Exercise objective:
Line by line, copy the entries exactly, excluding the pictures.

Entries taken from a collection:
****************************************
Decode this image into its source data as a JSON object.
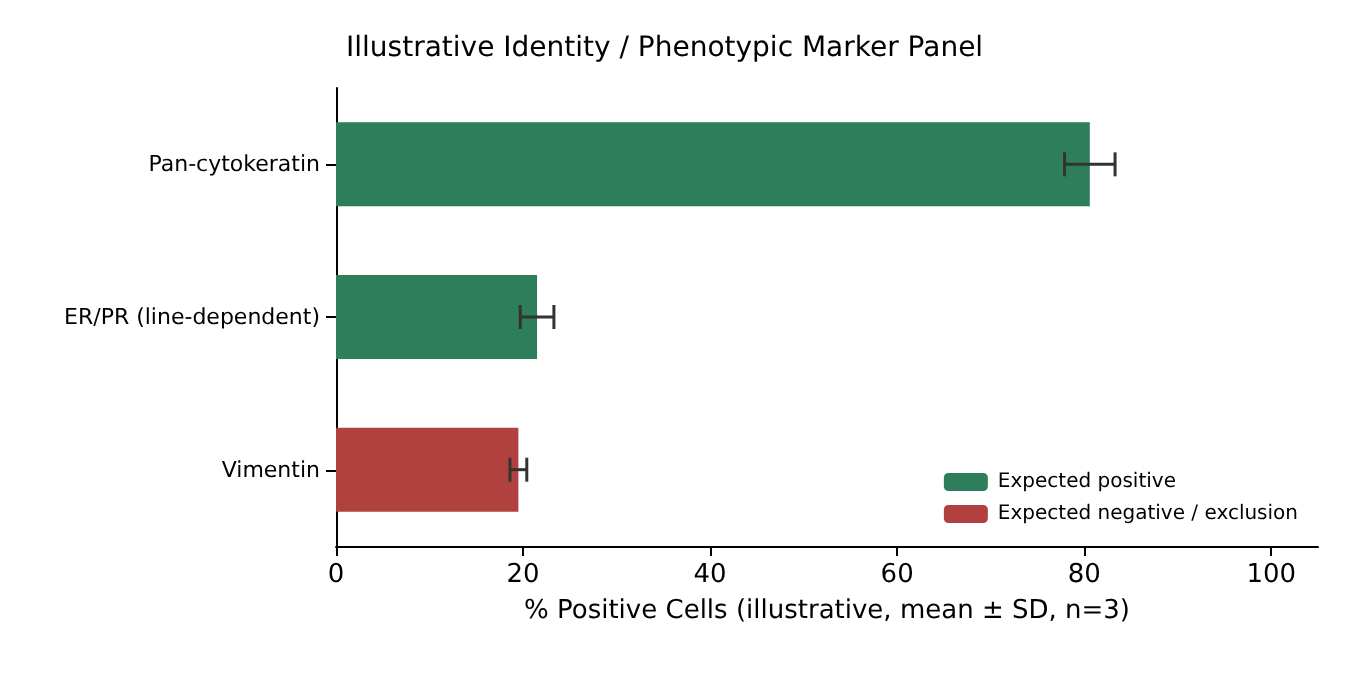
{
  "chart_data": {
    "type": "bar",
    "orientation": "horizontal",
    "title": "Illustrative Identity / Phenotypic Marker Panel",
    "xlabel": "% Positive Cells (illustrative, mean ± SD, n=3)",
    "categories": [
      "Pan-cytokeratin",
      "ER/PR (line-dependent)",
      "Vimentin"
    ],
    "series": [
      {
        "name": "Expected positive",
        "color": "#2e7d5b",
        "values": [
          80.6,
          21.5,
          null
        ],
        "errors": [
          2.7,
          1.8,
          null
        ]
      },
      {
        "name": "Expected negative / exclusion",
        "color": "#b0413e",
        "values": [
          null,
          null,
          19.5
        ],
        "errors": [
          null,
          null,
          0.9
        ]
      }
    ],
    "xlim": [
      0,
      105
    ],
    "xticks": [
      0,
      20,
      40,
      60,
      80,
      100
    ],
    "grid": false,
    "legend": "bottom right",
    "stacked": true
  }
}
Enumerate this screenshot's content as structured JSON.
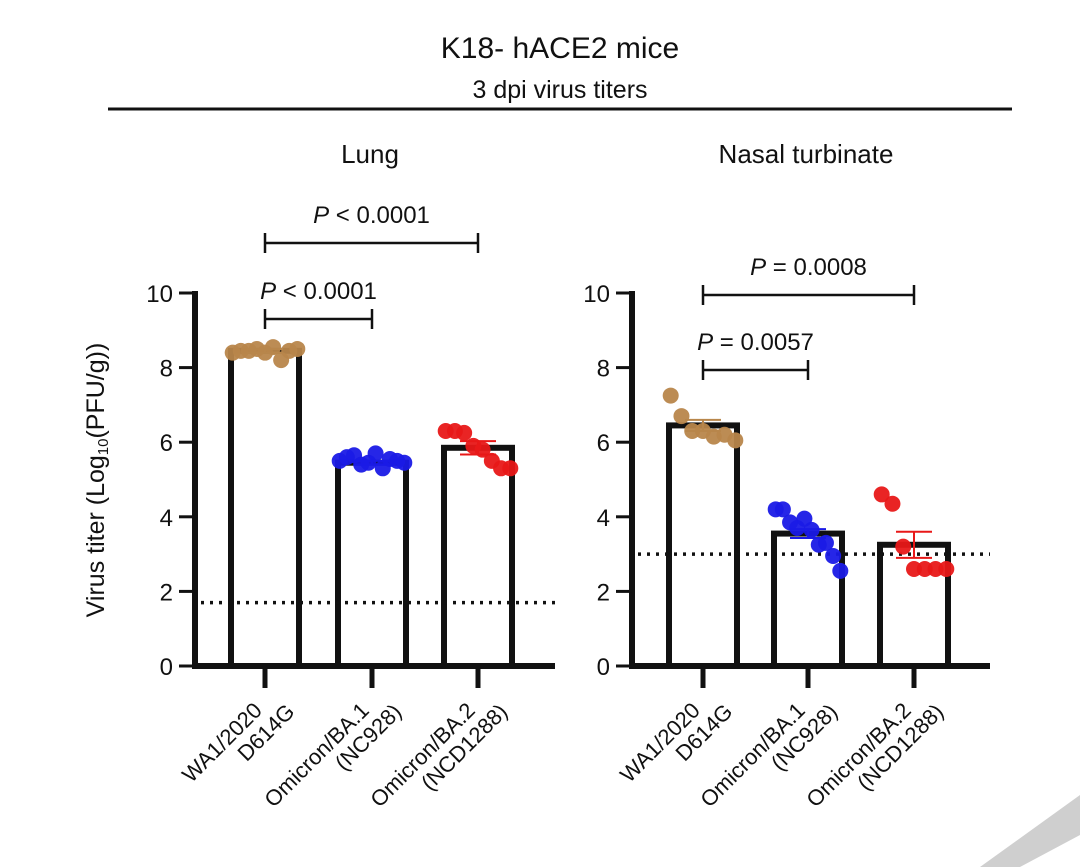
{
  "figure": {
    "title": "K18- hACE2 mice",
    "subtitle": "3 dpi virus titers",
    "ylabel_main": "Virus titer (Log",
    "ylabel_sub": "10",
    "ylabel_tail": "(PFU/g))"
  },
  "chart_data": [
    {
      "type": "bar",
      "title": "Lung",
      "xlabel": "",
      "ylabel": "Virus titer (Log10(PFU/g))",
      "ylim": [
        0,
        10
      ],
      "yticks": [
        0,
        2,
        4,
        6,
        8,
        10
      ],
      "grid": false,
      "categories": [
        [
          "WA1/2020",
          "D614G"
        ],
        [
          "Omicron/BA.1",
          "(NC928)"
        ],
        [
          "Omicron/BA.2",
          "(NCD1288)"
        ]
      ],
      "colors": [
        "#B8864B",
        "#1A1AE6",
        "#E81818"
      ],
      "values": [
        8.45,
        5.45,
        5.85
      ],
      "error_sem": [
        0.05,
        0.05,
        0.18
      ],
      "points": [
        [
          8.4,
          8.45,
          8.45,
          8.5,
          8.4,
          8.55,
          8.2,
          8.45,
          8.5
        ],
        [
          5.5,
          5.6,
          5.65,
          5.4,
          5.45,
          5.7,
          5.3,
          5.55,
          5.5,
          5.45
        ],
        [
          6.3,
          6.3,
          6.25,
          5.9,
          5.8,
          5.5,
          5.3,
          5.3
        ]
      ],
      "limit_of_detection": 1.7,
      "comparisons": [
        {
          "from": 0,
          "to": 1,
          "label": "P < 0.0001",
          "level": 1
        },
        {
          "from": 0,
          "to": 2,
          "label": "P < 0.0001",
          "level": 2
        }
      ]
    },
    {
      "type": "bar",
      "title": "Nasal turbinate",
      "xlabel": "",
      "ylabel": "",
      "ylim": [
        0,
        10
      ],
      "yticks": [
        0,
        2,
        4,
        6,
        8,
        10
      ],
      "grid": false,
      "categories": [
        [
          "WA1/2020",
          "D614G"
        ],
        [
          "Omicron/BA.1",
          "(NC928)"
        ],
        [
          "Omicron/BA.2",
          "(NCD1288)"
        ]
      ],
      "colors": [
        "#B8864B",
        "#1A1AE6",
        "#E81818"
      ],
      "values": [
        6.45,
        3.55,
        3.25
      ],
      "error_sem": [
        0.15,
        0.12,
        0.35
      ],
      "points": [
        [
          7.25,
          6.7,
          6.3,
          6.3,
          6.15,
          6.2,
          6.05
        ],
        [
          4.2,
          4.2,
          3.85,
          3.7,
          3.95,
          3.65,
          3.25,
          3.3,
          2.95,
          2.55
        ],
        [
          4.6,
          4.35,
          3.2,
          2.6,
          2.6,
          2.6,
          2.6
        ]
      ],
      "limit_of_detection": 3.0,
      "comparisons": [
        {
          "from": 0,
          "to": 1,
          "label": "P = 0.0057",
          "level": 1
        },
        {
          "from": 0,
          "to": 2,
          "label": "P = 0.0008",
          "level": 2
        }
      ]
    }
  ]
}
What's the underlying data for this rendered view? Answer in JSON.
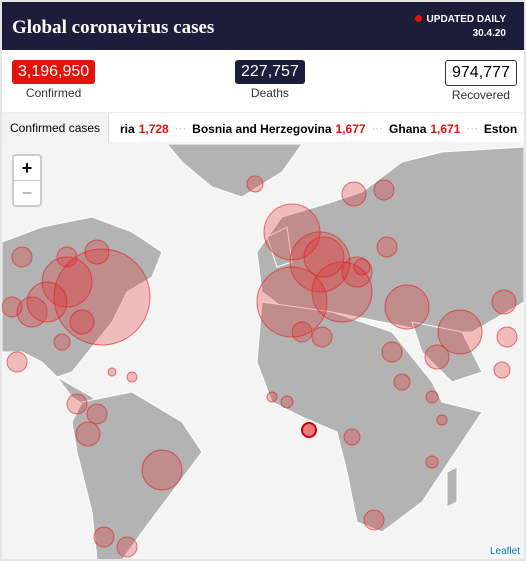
****************************************
Output of the task:
Decode this image into its source data as a JSON object.
{
  "chart_data": {
    "type": "bar",
    "orientation": "horizontal",
    "title": "Illustrative Identity / Phenotypic Marker Panel",
    "xlabel": "% Positive Cells (illustrative, mean ± SD, n=3)",
    "categories": [
      "Pan-cytokeratin",
      "ER/PR (line-dependent)",
      "Vimentin"
    ],
    "series": [
      {
        "name": "Expected positive",
        "color": "#2e7d5b",
        "values": [
          80.6,
          21.5,
          null
        ],
        "errors": [
          2.7,
          1.8,
          null
        ]
      },
      {
        "name": "Expected negative / exclusion",
        "color": "#b0413e",
        "values": [
          null,
          null,
          19.5
        ],
        "errors": [
          null,
          null,
          0.9
        ]
      }
    ],
    "xlim": [
      0,
      105
    ],
    "xticks": [
      0,
      20,
      40,
      60,
      80,
      100
    ],
    "grid": false,
    "legend": "bottom right",
    "stacked": true
  }
}
Enumerate this screenshot's content as structured JSON.
{
  "figure": {
    "title": "K18- hACE2 mice",
    "subtitle": "3 dpi virus titers",
    "ylabel_main": "Virus titer (Log",
    "ylabel_sub": "10",
    "ylabel_tail": "(PFU/g))"
  },
  "chart_data": [
    {
      "type": "bar",
      "title": "Lung",
      "xlabel": "",
      "ylabel": "Virus titer (Log10(PFU/g))",
      "ylim": [
        0,
        10
      ],
      "yticks": [
        0,
        2,
        4,
        6,
        8,
        10
      ],
      "grid": false,
      "categories": [
        [
          "WA1/2020",
          "D614G"
        ],
        [
          "Omicron/BA.1",
          "(NC928)"
        ],
        [
          "Omicron/BA.2",
          "(NCD1288)"
        ]
      ],
      "colors": [
        "#B8864B",
        "#1A1AE6",
        "#E81818"
      ],
      "values": [
        8.45,
        5.45,
        5.85
      ],
      "error_sem": [
        0.05,
        0.05,
        0.18
      ],
      "points": [
        [
          8.4,
          8.45,
          8.45,
          8.5,
          8.4,
          8.55,
          8.2,
          8.45,
          8.5
        ],
        [
          5.5,
          5.6,
          5.65,
          5.4,
          5.45,
          5.7,
          5.3,
          5.55,
          5.5,
          5.45
        ],
        [
          6.3,
          6.3,
          6.25,
          5.9,
          5.8,
          5.5,
          5.3,
          5.3
        ]
      ],
      "limit_of_detection": 1.7,
      "comparisons": [
        {
          "from": 0,
          "to": 1,
          "label": "P < 0.0001",
          "level": 1
        },
        {
          "from": 0,
          "to": 2,
          "label": "P < 0.0001",
          "level": 2
        }
      ]
    },
    {
      "type": "bar",
      "title": "Nasal turbinate",
      "xlabel": "",
      "ylabel": "",
      "ylim": [
        0,
        10
      ],
      "yticks": [
        0,
        2,
        4,
        6,
        8,
        10
      ],
      "grid": false,
      "categories": [
        [
          "WA1/2020",
          "D614G"
        ],
        [
          "Omicron/BA.1",
          "(NC928)"
        ],
        [
          "Omicron/BA.2",
          "(NCD1288)"
        ]
      ],
      "colors": [
        "#B8864B",
        "#1A1AE6",
        "#E81818"
      ],
      "values": [
        6.45,
        3.55,
        3.25
      ],
      "error_sem": [
        0.15,
        0.12,
        0.35
      ],
      "points": [
        [
          7.25,
          6.7,
          6.3,
          6.3,
          6.15,
          6.2,
          6.05
        ],
        [
          4.2,
          4.2,
          3.85,
          3.7,
          3.95,
          3.65,
          3.25,
          3.3,
          2.95,
          2.55
        ],
        [
          4.6,
          4.35,
          3.2,
          2.6,
          2.6,
          2.6,
          2.6
        ]
      ],
      "limit_of_detection": 3.0,
      "comparisons": [
        {
          "from": 0,
          "to": 1,
          "label": "P = 0.0057",
          "level": 1
        },
        {
          "from": 0,
          "to": 2,
          "label": "P = 0.0008",
          "level": 2
        }
      ]
    }
  ]
}
What's the underlying data for this rendered view? Answer in JSON.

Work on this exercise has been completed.